_WHAT THIS TASK INVOLVES_
Write out every line of the entries below word for word, leaving out the pictures.
** Start AVAILABLE RECORDS **
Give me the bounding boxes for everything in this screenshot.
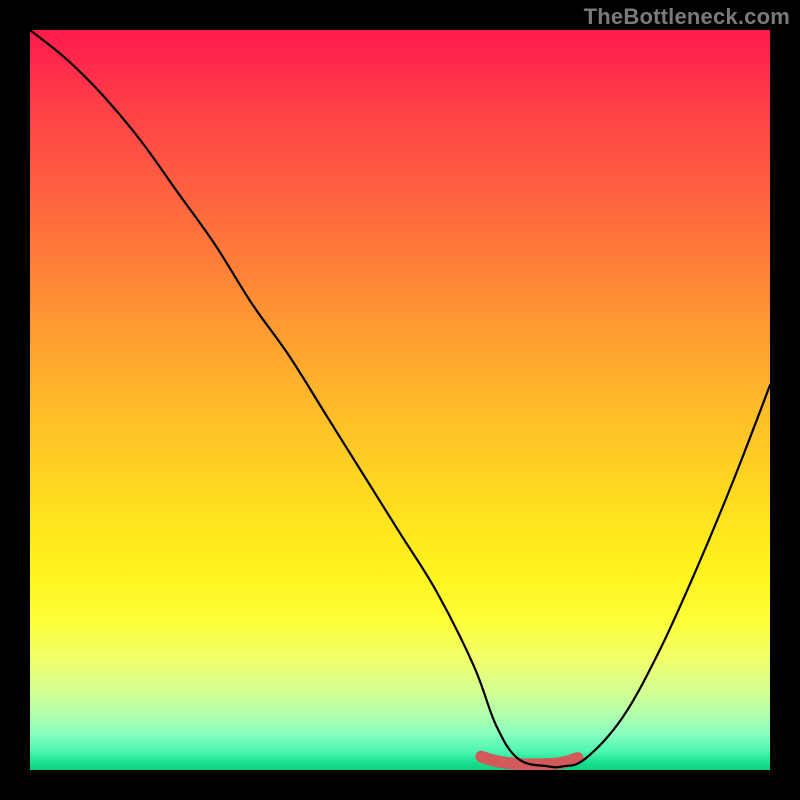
curve-layer bbox=[30, 30, 770, 770]
watermark-text: TheBottleneck.com bbox=[584, 4, 790, 30]
chart-canvas: TheBottleneck.com bbox=[0, 0, 800, 800]
bottleneck-curve bbox=[30, 30, 770, 767]
plot-area bbox=[30, 30, 770, 770]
** End AVAILABLE RECORDS **
_RESULT OF THIS EXERCISE_
Give me the bounding boxes for everything in this screenshot.
curve-layer bbox=[30, 30, 770, 770]
watermark-text: TheBottleneck.com bbox=[584, 4, 790, 30]
chart-canvas: TheBottleneck.com bbox=[0, 0, 800, 800]
bottleneck-curve bbox=[30, 30, 770, 767]
plot-area bbox=[30, 30, 770, 770]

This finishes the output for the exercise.